Write out the whole listing again, exactly.
++++ Input rows
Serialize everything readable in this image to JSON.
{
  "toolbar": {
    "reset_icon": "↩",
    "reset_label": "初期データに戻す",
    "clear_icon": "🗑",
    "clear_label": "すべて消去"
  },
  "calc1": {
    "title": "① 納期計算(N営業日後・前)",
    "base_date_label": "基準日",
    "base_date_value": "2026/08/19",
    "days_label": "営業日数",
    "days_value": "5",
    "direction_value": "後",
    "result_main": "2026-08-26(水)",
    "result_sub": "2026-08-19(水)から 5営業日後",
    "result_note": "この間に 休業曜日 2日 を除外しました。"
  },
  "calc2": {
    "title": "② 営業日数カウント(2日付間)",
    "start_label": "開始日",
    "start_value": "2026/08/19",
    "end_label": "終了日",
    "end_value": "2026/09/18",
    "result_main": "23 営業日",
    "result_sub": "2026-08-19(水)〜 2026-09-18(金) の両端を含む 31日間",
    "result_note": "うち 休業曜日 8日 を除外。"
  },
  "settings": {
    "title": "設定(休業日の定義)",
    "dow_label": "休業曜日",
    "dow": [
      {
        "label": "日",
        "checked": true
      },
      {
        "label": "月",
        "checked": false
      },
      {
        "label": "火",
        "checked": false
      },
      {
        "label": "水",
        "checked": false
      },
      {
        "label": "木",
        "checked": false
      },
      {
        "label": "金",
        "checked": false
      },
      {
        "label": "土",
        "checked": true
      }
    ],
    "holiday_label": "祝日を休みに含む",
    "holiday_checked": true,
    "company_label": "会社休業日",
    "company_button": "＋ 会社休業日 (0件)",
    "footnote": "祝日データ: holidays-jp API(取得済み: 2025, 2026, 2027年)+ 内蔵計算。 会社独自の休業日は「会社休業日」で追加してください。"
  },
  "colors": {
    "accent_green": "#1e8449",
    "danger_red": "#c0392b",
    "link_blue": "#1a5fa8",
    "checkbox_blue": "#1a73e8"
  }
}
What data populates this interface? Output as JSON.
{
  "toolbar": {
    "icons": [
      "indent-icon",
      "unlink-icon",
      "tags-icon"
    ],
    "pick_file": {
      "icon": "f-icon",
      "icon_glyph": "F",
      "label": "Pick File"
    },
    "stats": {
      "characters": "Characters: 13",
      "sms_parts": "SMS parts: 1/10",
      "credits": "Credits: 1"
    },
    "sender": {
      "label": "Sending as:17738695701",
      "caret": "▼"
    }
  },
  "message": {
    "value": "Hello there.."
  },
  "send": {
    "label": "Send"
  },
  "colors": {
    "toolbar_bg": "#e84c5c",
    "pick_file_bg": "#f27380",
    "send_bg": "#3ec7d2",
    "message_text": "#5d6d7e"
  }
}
++++++++
Full response
Serialize everything readable in this image to JSON.
{
  "toolbar": {
    "reset_icon": "↩",
    "reset_label": "初期データに戻す",
    "clear_icon": "🗑",
    "clear_label": "すべて消去"
  },
  "calc1": {
    "title": "① 納期計算(N営業日後・前)",
    "base_date_label": "基準日",
    "base_date_value": "2026/08/19",
    "days_label": "営業日数",
    "days_value": "5",
    "direction_value": "後",
    "result_main": "2026-08-26(水)",
    "result_sub": "2026-08-19(水)から 5営業日後",
    "result_note": "この間に 休業曜日 2日 を除外しました。"
  },
  "calc2": {
    "title": "② 営業日数カウント(2日付間)",
    "start_label": "開始日",
    "start_value": "2026/08/19",
    "end_label": "終了日",
    "end_value": "2026/09/18",
    "result_main": "23 営業日",
    "result_sub": "2026-08-19(水)〜 2026-09-18(金) の両端を含む 31日間",
    "result_note": "うち 休業曜日 8日 を除外。"
  },
  "settings": {
    "title": "設定(休業日の定義)",
    "dow_label": "休業曜日",
    "dow": [
      {
        "label": "日",
        "checked": true
      },
      {
        "label": "月",
        "checked": false
      },
      {
        "label": "火",
        "checked": false
      },
      {
        "label": "水",
        "checked": false
      },
      {
        "label": "木",
        "checked": false
      },
      {
        "label": "金",
        "checked": false
      },
      {
        "label": "土",
        "checked": true
      }
    ],
    "holiday_label": "祝日を休みに含む",
    "holiday_checked": true,
    "company_label": "会社休業日",
    "company_button": "＋ 会社休業日 (0件)",
    "footnote": "祝日データ: holidays-jp API(取得済み: 2025, 2026, 2027年)+ 内蔵計算。 会社独自の休業日は「会社休業日」で追加してください。"
  },
  "colors": {
    "accent_green": "#1e8449",
    "danger_red": "#c0392b",
    "link_blue": "#1a5fa8",
    "checkbox_blue": "#1a73e8"
  }
}
What data populates this interface? Output as JSON.
{
  "toolbar": {
    "icons": [
      "indent-icon",
      "unlink-icon",
      "tags-icon"
    ],
    "pick_file": {
      "icon": "f-icon",
      "icon_glyph": "F",
      "label": "Pick File"
    },
    "stats": {
      "characters": "Characters: 13",
      "sms_parts": "SMS parts: 1/10",
      "credits": "Credits: 1"
    },
    "sender": {
      "label": "Sending as:17738695701",
      "caret": "▼"
    }
  },
  "message": {
    "value": "Hello there.."
  },
  "send": {
    "label": "Send"
  },
  "colors": {
    "toolbar_bg": "#e84c5c",
    "pick_file_bg": "#f27380",
    "send_bg": "#3ec7d2",
    "message_text": "#5d6d7e"
  }
}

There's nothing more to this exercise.